PROBLEM TO WORK ON – Reproduce every entry exactly and leave its pictures out.

RECORD EXTRACTS –

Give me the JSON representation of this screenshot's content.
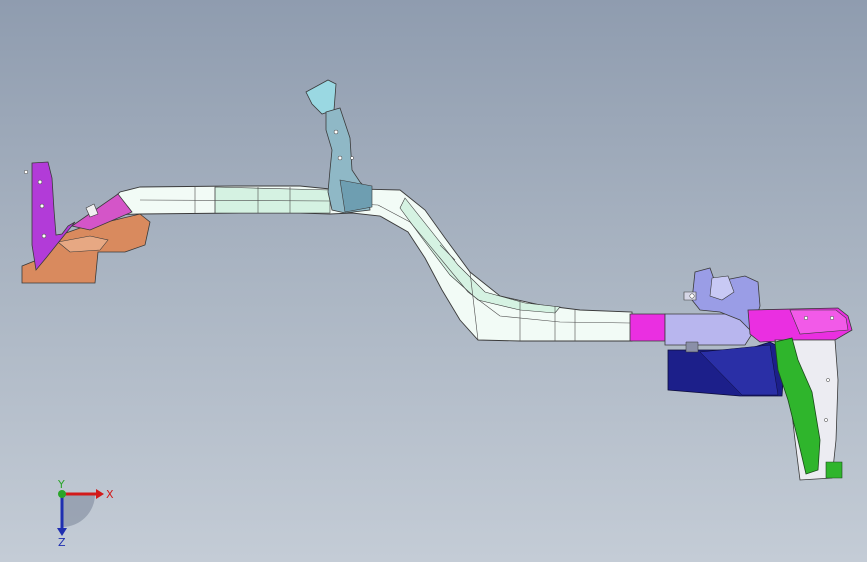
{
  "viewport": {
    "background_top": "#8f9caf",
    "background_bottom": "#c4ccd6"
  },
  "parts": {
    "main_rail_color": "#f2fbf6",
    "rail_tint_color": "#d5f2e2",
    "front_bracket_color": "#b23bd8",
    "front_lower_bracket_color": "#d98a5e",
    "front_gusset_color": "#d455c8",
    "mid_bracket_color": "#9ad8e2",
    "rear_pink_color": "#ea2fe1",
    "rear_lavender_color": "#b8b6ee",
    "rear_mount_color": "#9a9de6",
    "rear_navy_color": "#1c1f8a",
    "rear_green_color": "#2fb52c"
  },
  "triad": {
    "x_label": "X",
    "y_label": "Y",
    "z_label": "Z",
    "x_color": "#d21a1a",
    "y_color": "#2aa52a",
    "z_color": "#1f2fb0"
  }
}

REPLY –
Give me the JSON representation of this screenshot's content.
{
  "viewport": {
    "background_top": "#8f9caf",
    "background_bottom": "#c4ccd6"
  },
  "parts": {
    "main_rail_color": "#f2fbf6",
    "rail_tint_color": "#d5f2e2",
    "front_bracket_color": "#b23bd8",
    "front_lower_bracket_color": "#d98a5e",
    "front_gusset_color": "#d455c8",
    "mid_bracket_color": "#9ad8e2",
    "rear_pink_color": "#ea2fe1",
    "rear_lavender_color": "#b8b6ee",
    "rear_mount_color": "#9a9de6",
    "rear_navy_color": "#1c1f8a",
    "rear_green_color": "#2fb52c"
  },
  "triad": {
    "x_label": "X",
    "y_label": "Y",
    "z_label": "Z",
    "x_color": "#d21a1a",
    "y_color": "#2aa52a",
    "z_color": "#1f2fb0"
  }
}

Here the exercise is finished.